§ **DER TEXTAUSZUG**:

• • •

Politik

Ökonom: Sanktionen gegen China werden nicht besser funktionieren als gegen Russland

Angesichts des sich intensivierenden Krieges zwischen Israel und der Hamas hat sich die weltweite Aufmerksamkeit weitgehend von der Ukraine nach Gaza verlagert. Das ist verständlich, doch dies ist lange nicht genug.
Autor
avtor
15.01.2024 18:06
Aktualisiert: 15.01.2024 18:06
Lesezeit: 3 min

Anlässlich des nahenden zweiten Jahrestags von Wladimir Putins Angriffskrieg in der Ukraine ist es wichtig, zu verstehen, warum die beispiellosen westlichen Sanktionen gegenüber Russland eine derart begrenzte Wirkung hatten.

Entgegen den Erwartungen von Analysten ist die russische Wirtschaft infolge der westlichen Sanktionen nicht zusammengebrochen. Stattdessen wächst sie weiter, wenn auch langsamer. Ein offensichtlicher Grund hierfür ist, dass die Nachfrage nach russischen Exporten – insbesondere Öl und Gas – stark bleibt und diese Produkte austauschbar sind. Wenn Europa den Kauf von russischem Öl und Gas einschränkt, kann Russland andere willige Abnehmer wie Indien und China dafür finden. Die größten Kosten, die sich für Russland aus diesem Wechsel der Handelspartner ergeben, sind Transportkosten, jedoch beläuft sich der Kostenanstieg für Öl und andere Wirtschaftsgüter wie Kohle, Gold, Kupfer und verschiedene Rohstoffe nur auf wenige Prozentpunkte.

Die bemerkenswerte Ausnahme ist das schwieriger zu transportierende Erdgas. Vor seinem Einmarsch in der Ukraine war Russland Europas größter Energielieferant und lieferte mehr als 40 % des Erdgases der Europäischen Union. Im Sommer 2022 versuchte Russland, Europa zu „sanktionieren“, indem es seine Gaslieferungen zurückfuhr und schließlich einstellte. Dies führte zu einem kurzfristigen steilen Anstieg der weltweiten Gaspreise, zwang europäische Käufer, viel mehr Flüssigerdgas bei anderen Lieferanten zu bestellen, und schürte Befürchtungen, dass die Energieknappheit das Wirtschaftswachstum abwürgen würde, insbesondere in Deutschland.

• • •

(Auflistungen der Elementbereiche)
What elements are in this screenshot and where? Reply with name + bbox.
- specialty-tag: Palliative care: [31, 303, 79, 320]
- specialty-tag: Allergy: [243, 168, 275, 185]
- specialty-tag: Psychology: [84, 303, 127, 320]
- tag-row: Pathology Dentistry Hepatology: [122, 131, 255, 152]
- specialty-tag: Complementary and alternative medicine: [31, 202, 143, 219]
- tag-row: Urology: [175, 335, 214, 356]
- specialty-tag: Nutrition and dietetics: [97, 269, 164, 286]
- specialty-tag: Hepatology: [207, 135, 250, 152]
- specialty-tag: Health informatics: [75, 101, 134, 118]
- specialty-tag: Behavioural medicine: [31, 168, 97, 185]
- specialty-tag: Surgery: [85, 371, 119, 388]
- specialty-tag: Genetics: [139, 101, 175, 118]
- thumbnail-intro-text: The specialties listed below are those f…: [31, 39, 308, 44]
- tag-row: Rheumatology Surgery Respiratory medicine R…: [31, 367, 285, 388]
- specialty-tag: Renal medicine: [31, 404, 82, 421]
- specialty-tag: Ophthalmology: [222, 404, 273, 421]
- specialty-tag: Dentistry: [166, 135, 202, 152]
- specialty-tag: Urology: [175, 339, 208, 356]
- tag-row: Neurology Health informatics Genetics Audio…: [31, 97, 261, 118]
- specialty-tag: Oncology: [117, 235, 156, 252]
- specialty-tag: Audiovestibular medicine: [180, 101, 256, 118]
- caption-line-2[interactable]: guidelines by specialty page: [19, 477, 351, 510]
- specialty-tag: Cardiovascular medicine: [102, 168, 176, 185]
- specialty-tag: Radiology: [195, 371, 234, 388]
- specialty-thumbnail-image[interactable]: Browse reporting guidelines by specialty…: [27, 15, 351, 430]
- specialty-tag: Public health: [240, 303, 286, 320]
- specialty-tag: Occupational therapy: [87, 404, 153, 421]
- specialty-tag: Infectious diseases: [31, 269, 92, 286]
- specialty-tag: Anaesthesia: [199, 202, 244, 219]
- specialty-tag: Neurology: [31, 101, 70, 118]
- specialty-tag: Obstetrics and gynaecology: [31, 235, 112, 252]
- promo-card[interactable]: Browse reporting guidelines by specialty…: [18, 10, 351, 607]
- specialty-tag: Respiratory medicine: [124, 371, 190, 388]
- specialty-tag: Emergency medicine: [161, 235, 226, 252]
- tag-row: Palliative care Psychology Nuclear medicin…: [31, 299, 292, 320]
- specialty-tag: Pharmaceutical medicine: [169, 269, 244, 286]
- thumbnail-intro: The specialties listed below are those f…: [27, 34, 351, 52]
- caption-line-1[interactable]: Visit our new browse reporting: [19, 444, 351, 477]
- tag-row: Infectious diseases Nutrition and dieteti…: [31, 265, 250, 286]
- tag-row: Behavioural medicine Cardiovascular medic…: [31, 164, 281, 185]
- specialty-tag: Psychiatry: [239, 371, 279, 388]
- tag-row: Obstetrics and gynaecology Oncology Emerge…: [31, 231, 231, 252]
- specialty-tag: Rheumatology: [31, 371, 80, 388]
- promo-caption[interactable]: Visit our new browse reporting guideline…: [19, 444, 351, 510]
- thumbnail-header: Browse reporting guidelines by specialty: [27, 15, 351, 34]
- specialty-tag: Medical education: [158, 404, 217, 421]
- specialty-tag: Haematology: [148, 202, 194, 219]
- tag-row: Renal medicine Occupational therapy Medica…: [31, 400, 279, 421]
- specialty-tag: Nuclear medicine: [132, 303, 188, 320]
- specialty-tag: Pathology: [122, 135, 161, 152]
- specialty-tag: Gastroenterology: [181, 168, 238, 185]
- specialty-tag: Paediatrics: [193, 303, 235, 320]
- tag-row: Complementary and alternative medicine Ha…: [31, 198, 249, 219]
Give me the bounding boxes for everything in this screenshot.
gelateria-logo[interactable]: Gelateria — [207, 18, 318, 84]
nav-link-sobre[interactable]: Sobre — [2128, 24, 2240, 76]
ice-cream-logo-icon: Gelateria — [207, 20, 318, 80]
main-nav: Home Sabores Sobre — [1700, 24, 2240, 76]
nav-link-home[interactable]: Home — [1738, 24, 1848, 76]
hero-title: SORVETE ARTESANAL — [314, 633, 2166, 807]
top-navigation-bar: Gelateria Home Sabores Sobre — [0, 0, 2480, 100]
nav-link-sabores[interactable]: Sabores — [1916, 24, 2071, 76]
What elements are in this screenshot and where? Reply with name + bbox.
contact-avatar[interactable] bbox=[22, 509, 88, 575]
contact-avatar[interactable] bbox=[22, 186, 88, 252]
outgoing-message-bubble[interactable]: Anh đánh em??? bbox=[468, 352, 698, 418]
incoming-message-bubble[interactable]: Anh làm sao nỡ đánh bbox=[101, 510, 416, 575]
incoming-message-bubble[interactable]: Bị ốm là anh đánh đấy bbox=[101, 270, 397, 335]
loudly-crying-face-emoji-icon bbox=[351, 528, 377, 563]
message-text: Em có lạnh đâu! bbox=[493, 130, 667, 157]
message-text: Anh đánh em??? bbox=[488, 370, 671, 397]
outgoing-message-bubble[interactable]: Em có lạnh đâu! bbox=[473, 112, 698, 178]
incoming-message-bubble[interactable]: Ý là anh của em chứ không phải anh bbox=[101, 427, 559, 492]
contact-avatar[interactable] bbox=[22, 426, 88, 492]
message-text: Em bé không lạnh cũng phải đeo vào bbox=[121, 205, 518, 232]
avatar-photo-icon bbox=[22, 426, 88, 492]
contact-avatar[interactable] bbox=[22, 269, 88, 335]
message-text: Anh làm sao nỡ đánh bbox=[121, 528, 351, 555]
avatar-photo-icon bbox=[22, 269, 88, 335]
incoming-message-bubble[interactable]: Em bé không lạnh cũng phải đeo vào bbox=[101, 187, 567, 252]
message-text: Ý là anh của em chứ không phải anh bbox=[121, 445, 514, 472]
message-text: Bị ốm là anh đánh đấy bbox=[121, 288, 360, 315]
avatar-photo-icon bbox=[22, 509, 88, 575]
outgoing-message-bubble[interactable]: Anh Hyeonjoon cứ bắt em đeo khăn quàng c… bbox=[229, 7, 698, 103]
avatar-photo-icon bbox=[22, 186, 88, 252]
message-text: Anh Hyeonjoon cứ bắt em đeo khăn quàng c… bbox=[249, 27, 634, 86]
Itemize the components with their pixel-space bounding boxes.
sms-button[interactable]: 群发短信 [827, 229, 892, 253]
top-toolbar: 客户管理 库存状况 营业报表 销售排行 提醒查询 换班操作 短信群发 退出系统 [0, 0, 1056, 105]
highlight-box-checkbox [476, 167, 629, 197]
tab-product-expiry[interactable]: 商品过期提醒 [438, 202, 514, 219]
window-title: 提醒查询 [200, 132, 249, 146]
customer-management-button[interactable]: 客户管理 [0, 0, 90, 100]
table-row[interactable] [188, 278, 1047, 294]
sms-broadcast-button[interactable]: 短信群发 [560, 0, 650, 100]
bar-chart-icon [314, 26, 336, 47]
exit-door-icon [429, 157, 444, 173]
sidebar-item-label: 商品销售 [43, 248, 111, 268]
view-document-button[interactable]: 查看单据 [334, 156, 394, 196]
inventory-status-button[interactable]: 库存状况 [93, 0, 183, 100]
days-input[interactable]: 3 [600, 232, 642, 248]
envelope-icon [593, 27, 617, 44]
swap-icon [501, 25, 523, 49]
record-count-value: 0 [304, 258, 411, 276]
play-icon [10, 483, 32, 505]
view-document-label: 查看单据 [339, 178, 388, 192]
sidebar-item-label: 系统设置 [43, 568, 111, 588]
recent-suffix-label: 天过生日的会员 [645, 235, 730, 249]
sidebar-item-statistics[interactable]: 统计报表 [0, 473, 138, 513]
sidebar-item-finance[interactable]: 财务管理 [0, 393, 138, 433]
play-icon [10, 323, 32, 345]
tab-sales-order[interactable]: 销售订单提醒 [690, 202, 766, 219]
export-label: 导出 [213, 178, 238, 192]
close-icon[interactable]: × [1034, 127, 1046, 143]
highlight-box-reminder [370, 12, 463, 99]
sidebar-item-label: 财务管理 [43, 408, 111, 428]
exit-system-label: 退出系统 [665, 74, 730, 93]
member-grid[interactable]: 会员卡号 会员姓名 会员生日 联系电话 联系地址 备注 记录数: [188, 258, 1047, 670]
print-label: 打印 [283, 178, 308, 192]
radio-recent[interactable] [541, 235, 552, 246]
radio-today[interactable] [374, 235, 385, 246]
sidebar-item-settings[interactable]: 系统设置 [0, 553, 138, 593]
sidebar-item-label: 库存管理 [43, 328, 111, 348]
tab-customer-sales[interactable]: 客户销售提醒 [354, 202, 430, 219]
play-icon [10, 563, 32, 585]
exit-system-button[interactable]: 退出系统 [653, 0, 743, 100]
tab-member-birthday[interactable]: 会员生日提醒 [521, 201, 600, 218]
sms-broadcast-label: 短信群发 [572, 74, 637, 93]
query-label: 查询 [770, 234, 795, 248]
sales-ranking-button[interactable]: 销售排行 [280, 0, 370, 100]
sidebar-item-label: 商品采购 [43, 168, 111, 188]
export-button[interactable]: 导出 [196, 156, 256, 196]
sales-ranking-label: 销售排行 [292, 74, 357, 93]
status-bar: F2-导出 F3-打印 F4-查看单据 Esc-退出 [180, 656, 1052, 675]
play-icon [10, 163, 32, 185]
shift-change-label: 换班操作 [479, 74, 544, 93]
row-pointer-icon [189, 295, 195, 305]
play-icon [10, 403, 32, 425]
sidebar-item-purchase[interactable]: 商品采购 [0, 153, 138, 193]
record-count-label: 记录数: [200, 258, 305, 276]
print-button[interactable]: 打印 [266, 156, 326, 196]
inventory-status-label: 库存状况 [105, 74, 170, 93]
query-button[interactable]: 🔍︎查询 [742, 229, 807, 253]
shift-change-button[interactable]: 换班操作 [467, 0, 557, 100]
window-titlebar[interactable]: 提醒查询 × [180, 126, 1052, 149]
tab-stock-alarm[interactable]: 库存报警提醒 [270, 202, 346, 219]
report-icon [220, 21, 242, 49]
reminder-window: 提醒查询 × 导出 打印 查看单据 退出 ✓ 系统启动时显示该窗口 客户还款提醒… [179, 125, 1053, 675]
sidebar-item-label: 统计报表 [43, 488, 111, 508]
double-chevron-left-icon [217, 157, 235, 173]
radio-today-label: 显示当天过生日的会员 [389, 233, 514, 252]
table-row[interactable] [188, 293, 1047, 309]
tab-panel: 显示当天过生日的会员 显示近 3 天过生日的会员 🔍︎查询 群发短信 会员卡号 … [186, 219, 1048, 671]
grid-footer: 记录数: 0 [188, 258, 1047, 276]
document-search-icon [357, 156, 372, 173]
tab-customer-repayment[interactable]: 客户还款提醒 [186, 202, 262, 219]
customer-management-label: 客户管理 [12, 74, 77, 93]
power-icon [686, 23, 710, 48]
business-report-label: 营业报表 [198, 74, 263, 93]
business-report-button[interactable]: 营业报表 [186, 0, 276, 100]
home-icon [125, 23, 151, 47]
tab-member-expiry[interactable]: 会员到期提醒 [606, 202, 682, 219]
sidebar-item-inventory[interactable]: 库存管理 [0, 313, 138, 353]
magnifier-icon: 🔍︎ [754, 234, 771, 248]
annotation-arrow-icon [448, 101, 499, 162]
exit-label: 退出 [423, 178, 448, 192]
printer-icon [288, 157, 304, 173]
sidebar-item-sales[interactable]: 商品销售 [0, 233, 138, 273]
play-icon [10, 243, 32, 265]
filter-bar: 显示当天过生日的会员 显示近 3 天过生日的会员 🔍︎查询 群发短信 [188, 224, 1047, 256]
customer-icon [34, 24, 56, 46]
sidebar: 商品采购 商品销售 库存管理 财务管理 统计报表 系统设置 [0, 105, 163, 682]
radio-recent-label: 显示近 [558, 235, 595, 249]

• • •

§ **DIE AUFGABEN**:
**A.** Beantworte diese Fragen zum Artikel über die Sanktionen gegen Russland:
(i) Welche zwei Länder nennt er als andere willige Abnehmer für russisches Öl und Gas?
(ii) Wie viel vom Erdgas der Europäischen Union lieferte Russland vor dem Einmarsch in der Ukraine?
(iii) Wann fing Russland an, seine Gaslieferungen nach Europa zurückzufahren?
**B.** Schreib den Artikel über die Sanktionen gegen Russland nach seinem letzten Satz weiter.
Die Auflistungen braucht man hier nicht.

§ **DIE ANTWORTEN**:
**A.**
(i) Indien und China
(ii) Mehr als 40 %
(iii) Im Sommer 2022

**B.**
Doch waren die Auswirkungen auf die europäischen Volkswirtschaften, insbesondere auf die deutsche, weniger schwerwiegend als erwartet. Entgegen einigen Prognosen gab es keine Rezession. Während es die deutschen Unternehmen schafften, ihren Gasverbrauch um 20% zu senken, sank die industrielle Produktion nicht; Rückgänge in energieintensiven Branchen wurden durch Wachstum in anderen Sektoren ausgeglichen.

Diese Resilienz lässt sich teilweise auf eine Kombination aus gesteigerter Energieeffizienz und der Substitution von Erdgas durch alternative Brennstoffe zurückführen. Zudem sind die Preise für Erdgas wieder auf Vorkriegsniveau gefallen. Entsprechend führte Russlands Versuch, seine Gasexporte als Waffe gegen Europa einzusetzen, zu Einnahmeverlusten, da sich das Gas, das es früher nach Europa lieferte, nicht ohne Weiteres anderswo verkaufen ließ. Die vielgepriesene alternative Pipeline nach China befindet sich immer noch in der Planungsphase, wobei China seine endgültige Zustimmung wiederholt verschoben hat.

Der begrenzte Erfolg der westlichen Sanktionen gegenüber Russland sowie der russischen Gegenmaßnahmen sollte nicht überraschen. Schon viele Länder haben versucht, den Handel als Waffe zu nutzen – mit durchwachsenen Ergebnissen. Zum Beispiel sind Chinas Versuche „wirtschaftlicher Zwangsmaßnahmen“ (der von westlichen Ländern verwendete Begriff, um von anderen verhängte Sanktionen zu beschreiben) gegenüber dem viel kleineren Australien wiederholt gescheitert.

Das Argument, dass Europa sein angeblich „naives“ Bekenntnis zum Freihandel aufgeben sollte, weil andere Länder den Handel als Waffe nutzen, ist daher weniger überzeugend als es zunächst scheint. Durch Schaffung einer strategischen Reserve könnten die europäischen Länder die viel gefürchtete Kontrolle Chinas über kritische Rohstoffe zu einem relativ geringen Preis mildern.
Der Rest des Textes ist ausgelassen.